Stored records
>>>
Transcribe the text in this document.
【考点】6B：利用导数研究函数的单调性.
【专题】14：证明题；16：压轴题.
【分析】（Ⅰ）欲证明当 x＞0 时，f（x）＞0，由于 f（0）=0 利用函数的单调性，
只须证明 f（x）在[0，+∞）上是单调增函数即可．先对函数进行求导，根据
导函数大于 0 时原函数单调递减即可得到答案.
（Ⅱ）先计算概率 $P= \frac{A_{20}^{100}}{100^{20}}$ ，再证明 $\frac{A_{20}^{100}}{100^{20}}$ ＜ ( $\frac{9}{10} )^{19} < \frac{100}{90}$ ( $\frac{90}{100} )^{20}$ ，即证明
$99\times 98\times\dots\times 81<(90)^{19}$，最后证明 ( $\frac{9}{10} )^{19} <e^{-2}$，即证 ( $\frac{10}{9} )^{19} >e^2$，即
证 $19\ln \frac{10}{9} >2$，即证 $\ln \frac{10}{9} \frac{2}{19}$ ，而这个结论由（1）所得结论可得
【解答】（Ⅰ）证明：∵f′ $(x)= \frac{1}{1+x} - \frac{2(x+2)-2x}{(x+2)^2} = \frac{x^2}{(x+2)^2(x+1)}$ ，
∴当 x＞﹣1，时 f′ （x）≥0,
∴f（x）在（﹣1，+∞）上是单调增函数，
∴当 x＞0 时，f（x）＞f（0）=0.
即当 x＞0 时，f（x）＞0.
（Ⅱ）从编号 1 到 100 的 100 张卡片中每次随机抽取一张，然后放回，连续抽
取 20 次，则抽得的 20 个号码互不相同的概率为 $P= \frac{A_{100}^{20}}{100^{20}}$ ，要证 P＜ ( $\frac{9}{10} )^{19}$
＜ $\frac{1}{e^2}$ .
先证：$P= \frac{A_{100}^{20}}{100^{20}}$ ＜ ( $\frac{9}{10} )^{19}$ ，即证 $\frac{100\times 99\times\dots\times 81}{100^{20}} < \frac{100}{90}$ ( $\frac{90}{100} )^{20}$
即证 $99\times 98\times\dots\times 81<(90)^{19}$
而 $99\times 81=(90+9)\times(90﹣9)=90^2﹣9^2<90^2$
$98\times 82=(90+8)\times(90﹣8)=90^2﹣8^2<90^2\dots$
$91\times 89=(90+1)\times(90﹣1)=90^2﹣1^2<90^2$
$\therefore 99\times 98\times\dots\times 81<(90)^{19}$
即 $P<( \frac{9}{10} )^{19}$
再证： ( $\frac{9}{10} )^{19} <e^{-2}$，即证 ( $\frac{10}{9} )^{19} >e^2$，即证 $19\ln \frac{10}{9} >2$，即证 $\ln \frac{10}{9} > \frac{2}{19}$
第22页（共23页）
<<<
Above are some records; repeat all of them exactly.

Response ▸
Transcribe the text in this document.
【考点】6B：利用导数研究函数的单调性.
【专题】14：证明题；16：压轴题.
【分析】（Ⅰ）欲证明当 x＞0 时，f（x）＞0，由于 f（0）=0 利用函数的单调性，
只须证明 f（x）在[0，+∞）上是单调增函数即可．先对函数进行求导，根据
导函数大于 0 时原函数单调递减即可得到答案.
（Ⅱ）先计算概率 $P= \frac{A_{20}^{100}}{100^{20}}$ ，再证明 $\frac{A_{20}^{100}}{100^{20}}$ ＜ ( $\frac{9}{10} )^{19} < \frac{100}{90}$ ( $\frac{90}{100} )^{20}$ ，即证明
$99\times 98\times\dots\times 81<(90)^{19}$，最后证明 ( $\frac{9}{10} )^{19} <e^{-2}$，即证 ( $\frac{10}{9} )^{19} >e^2$，即
证 $19\ln \frac{10}{9} >2$，即证 $\ln \frac{10}{9} \frac{2}{19}$ ，而这个结论由（1）所得结论可得
【解答】（Ⅰ）证明：∵f′ $(x)= \frac{1}{1+x} - \frac{2(x+2)-2x}{(x+2)^2} = \frac{x^2}{(x+2)^2(x+1)}$ ，
∴当 x＞﹣1，时 f′ （x）≥0,
∴f（x）在（﹣1，+∞）上是单调增函数，
∴当 x＞0 时，f（x）＞f（0）=0.
即当 x＞0 时，f（x）＞0.
（Ⅱ）从编号 1 到 100 的 100 张卡片中每次随机抽取一张，然后放回，连续抽
取 20 次，则抽得的 20 个号码互不相同的概率为 $P= \frac{A_{100}^{20}}{100^{20}}$ ，要证 P＜ ( $\frac{9}{10} )^{19}$
＜ $\frac{1}{e^2}$ .
先证：$P= \frac{A_{100}^{20}}{100^{20}}$ ＜ ( $\frac{9}{10} )^{19}$ ，即证 $\frac{100\times 99\times\dots\times 81}{100^{20}} < \frac{100}{90}$ ( $\frac{90}{100} )^{20}$
即证 $99\times 98\times\dots\times 81<(90)^{19}$
而 $99\times 81=(90+9)\times(90﹣9)=90^2﹣9^2<90^2$
$98\times 82=(90+8)\times(90﹣8)=90^2﹣8^2<90^2\dots$
$91\times 89=(90+1)\times(90﹣1)=90^2﹣1^2<90^2$
$\therefore 99\times 98\times\dots\times 81<(90)^{19}$
即 $P<( \frac{9}{10} )^{19}$
再证： ( $\frac{9}{10} )^{19} <e^{-2}$，即证 ( $\frac{10}{9} )^{19} >e^2$，即证 $19\ln \frac{10}{9} >2$，即证 $\ln \frac{10}{9} > \frac{2}{19}$
第22页（共23页）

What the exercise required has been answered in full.